Write out the data below in full, unchanged, minus the images.

──────── Dataset entries

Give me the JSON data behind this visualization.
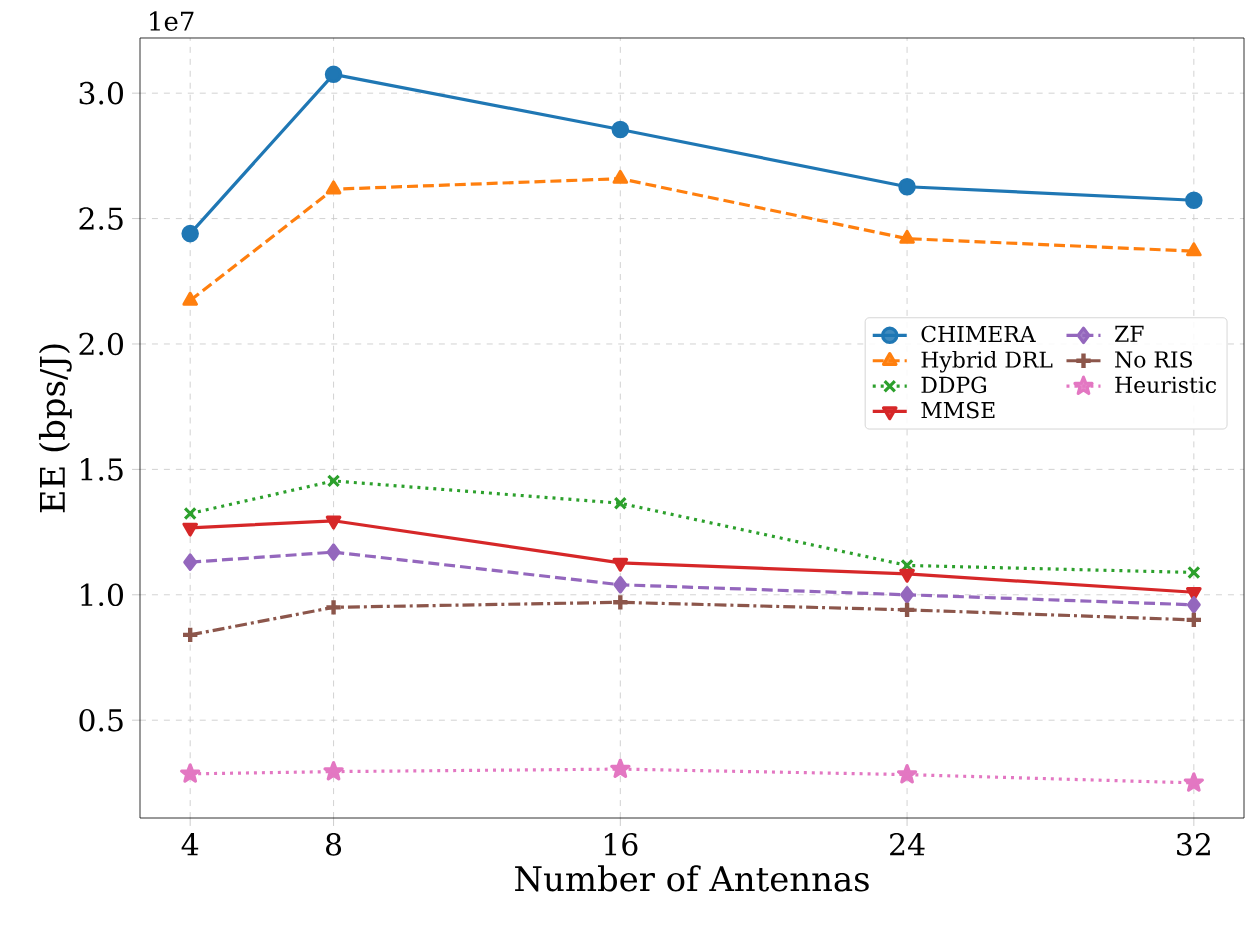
{
  "chart_data": {
    "type": "line",
    "xlabel": "Number of Antennas",
    "ylabel": "EE (bps/J)",
    "annotations": [
      "1e7"
    ],
    "x": [
      4,
      8,
      16,
      24,
      32
    ],
    "xlim": [
      2.6,
      33.4
    ],
    "ylim": [
      0.11,
      3.22
    ],
    "xticks": [
      4,
      8,
      16,
      24,
      32
    ],
    "yticks": [
      {
        "value": 0.5,
        "label": "0.5"
      },
      {
        "value": 1.0,
        "label": "1.0"
      },
      {
        "value": 1.5,
        "label": "1.5"
      },
      {
        "value": 2.0,
        "label": "2.0"
      },
      {
        "value": 2.5,
        "label": "2.5"
      },
      {
        "value": 3.0,
        "label": "3.0"
      }
    ],
    "grid": true,
    "legend": "center right",
    "series": [
      {
        "name": "CHIMERA",
        "color": "#1f77b4",
        "marker": "circle",
        "line_style": "solid",
        "values": [
          2.44,
          3.075,
          2.855,
          2.627,
          2.573
        ]
      },
      {
        "name": "Hybrid DRL",
        "color": "#ff7f0e",
        "marker": "triangle",
        "line_style": "dashed",
        "values": [
          2.173,
          2.617,
          2.659,
          2.42,
          2.37
        ]
      },
      {
        "name": "DDPG",
        "color": "#2ca02c",
        "marker": "cross",
        "line_style": "dotted",
        "values": [
          1.324,
          1.454,
          1.365,
          1.117,
          1.089
        ]
      },
      {
        "name": "MMSE",
        "color": "#d62728",
        "marker": "triangle_down",
        "line_style": "solid",
        "values": [
          1.267,
          1.295,
          1.127,
          1.083,
          1.01
        ]
      },
      {
        "name": "ZF",
        "color": "#9467bd",
        "marker": "diamond",
        "line_style": "dashed",
        "values": [
          1.13,
          1.17,
          1.04,
          1.0,
          0.96
        ]
      },
      {
        "name": "No RIS",
        "color": "#8c564b",
        "marker": "plus",
        "line_style": "dashdot",
        "values": [
          0.84,
          0.95,
          0.97,
          0.94,
          0.9
        ]
      },
      {
        "name": "Heuristic",
        "color": "#e377c2",
        "marker": "star",
        "line_style": "dotted",
        "values": [
          0.286,
          0.295,
          0.305,
          0.283,
          0.25
        ]
      }
    ]
  }
}
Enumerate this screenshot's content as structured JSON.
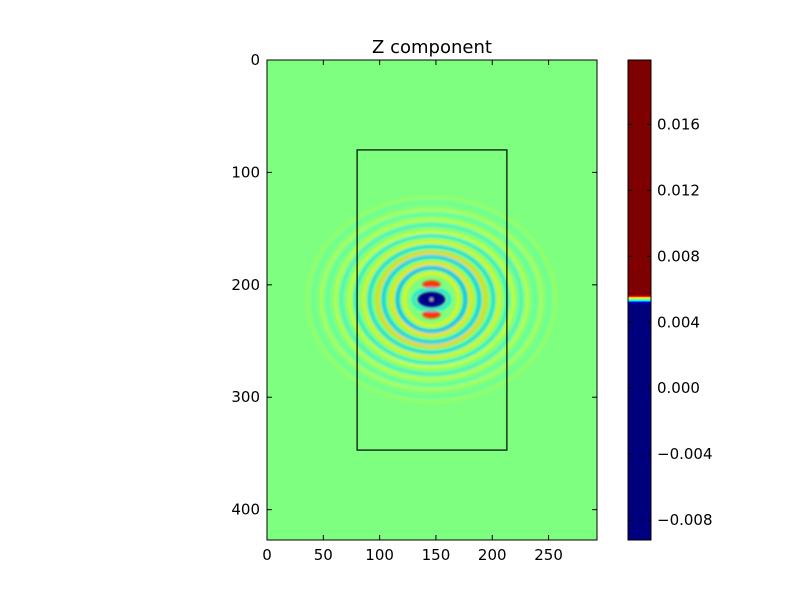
{
  "chart_data": {
    "type": "heatmap",
    "title": "Z component",
    "xlabel": "",
    "ylabel": "",
    "xlim": [
      0,
      293
    ],
    "ylim": [
      427,
      0
    ],
    "x_ticks": [
      0,
      50,
      100,
      150,
      200,
      250
    ],
    "x_tick_labels": [
      "0",
      "50",
      "100",
      "150",
      "200",
      "250"
    ],
    "y_ticks": [
      0,
      100,
      200,
      300,
      400
    ],
    "y_tick_labels": [
      "0",
      "100",
      "200",
      "300",
      "400"
    ],
    "background_value": 0.0,
    "rectangle": {
      "x0": 80,
      "y0": 80,
      "x1": 213,
      "y1": 347
    },
    "source": {
      "x": 146,
      "y": 213,
      "note": "concentric wave rings"
    },
    "colormap": "jet",
    "colorbar": {
      "vmin": -0.0092,
      "vmax": 0.0199,
      "ticks": [
        0.016,
        0.012,
        0.008,
        0.004,
        0.0,
        -0.004,
        -0.008
      ],
      "tick_labels": [
        "0.016",
        "0.012",
        "0.008",
        "0.004",
        "0.000",
        "−0.004",
        "−0.008"
      ],
      "saturation_note": "colormap spans roughly −0.0002 to 0.0002; values outside saturate"
    }
  },
  "colors": {
    "field_background": "#7fff7f",
    "positive_saturated": "#7f0000",
    "negative_saturated": "#00007f"
  }
}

────────────────

:: Exercise response ::
Give me the JSON data behind this visualization.
{
  "chart_data": {
    "type": "line",
    "xlabel": "Number of Antennas",
    "ylabel": "EE (bps/J)",
    "annotations": [
      "1e7"
    ],
    "x": [
      4,
      8,
      16,
      24,
      32
    ],
    "xlim": [
      2.6,
      33.4
    ],
    "ylim": [
      0.11,
      3.22
    ],
    "xticks": [
      4,
      8,
      16,
      24,
      32
    ],
    "yticks": [
      {
        "value": 0.5,
        "label": "0.5"
      },
      {
        "value": 1.0,
        "label": "1.0"
      },
      {
        "value": 1.5,
        "label": "1.5"
      },
      {
        "value": 2.0,
        "label": "2.0"
      },
      {
        "value": 2.5,
        "label": "2.5"
      },
      {
        "value": 3.0,
        "label": "3.0"
      }
    ],
    "grid": true,
    "legend": "center right",
    "series": [
      {
        "name": "CHIMERA",
        "color": "#1f77b4",
        "marker": "circle",
        "line_style": "solid",
        "values": [
          2.44,
          3.075,
          2.855,
          2.627,
          2.573
        ]
      },
      {
        "name": "Hybrid DRL",
        "color": "#ff7f0e",
        "marker": "triangle",
        "line_style": "dashed",
        "values": [
          2.173,
          2.617,
          2.659,
          2.42,
          2.37
        ]
      },
      {
        "name": "DDPG",
        "color": "#2ca02c",
        "marker": "cross",
        "line_style": "dotted",
        "values": [
          1.324,
          1.454,
          1.365,
          1.117,
          1.089
        ]
      },
      {
        "name": "MMSE",
        "color": "#d62728",
        "marker": "triangle_down",
        "line_style": "solid",
        "values": [
          1.267,
          1.295,
          1.127,
          1.083,
          1.01
        ]
      },
      {
        "name": "ZF",
        "color": "#9467bd",
        "marker": "diamond",
        "line_style": "dashed",
        "values": [
          1.13,
          1.17,
          1.04,
          1.0,
          0.96
        ]
      },
      {
        "name": "No RIS",
        "color": "#8c564b",
        "marker": "plus",
        "line_style": "dashdot",
        "values": [
          0.84,
          0.95,
          0.97,
          0.94,
          0.9
        ]
      },
      {
        "name": "Heuristic",
        "color": "#e377c2",
        "marker": "star",
        "line_style": "dotted",
        "values": [
          0.286,
          0.295,
          0.305,
          0.283,
          0.25
        ]
      }
    ]
  }
}
Enumerate this screenshot's content as structured JSON.
{
  "chart_data": {
    "type": "heatmap",
    "title": "Z component",
    "xlabel": "",
    "ylabel": "",
    "xlim": [
      0,
      293
    ],
    "ylim": [
      427,
      0
    ],
    "x_ticks": [
      0,
      50,
      100,
      150,
      200,
      250
    ],
    "x_tick_labels": [
      "0",
      "50",
      "100",
      "150",
      "200",
      "250"
    ],
    "y_ticks": [
      0,
      100,
      200,
      300,
      400
    ],
    "y_tick_labels": [
      "0",
      "100",
      "200",
      "300",
      "400"
    ],
    "background_value": 0.0,
    "rectangle": {
      "x0": 80,
      "y0": 80,
      "x1": 213,
      "y1": 347
    },
    "source": {
      "x": 146,
      "y": 213,
      "note": "concentric wave rings"
    },
    "colormap": "jet",
    "colorbar": {
      "vmin": -0.0092,
      "vmax": 0.0199,
      "ticks": [
        0.016,
        0.012,
        0.008,
        0.004,
        0.0,
        -0.004,
        -0.008
      ],
      "tick_labels": [
        "0.016",
        "0.012",
        "0.008",
        "0.004",
        "0.000",
        "−0.004",
        "−0.008"
      ],
      "saturation_note": "colormap spans roughly −0.0002 to 0.0002; values outside saturate"
    }
  },
  "colors": {
    "field_background": "#7fff7f",
    "positive_saturated": "#7f0000",
    "negative_saturated": "#00007f"
  }
}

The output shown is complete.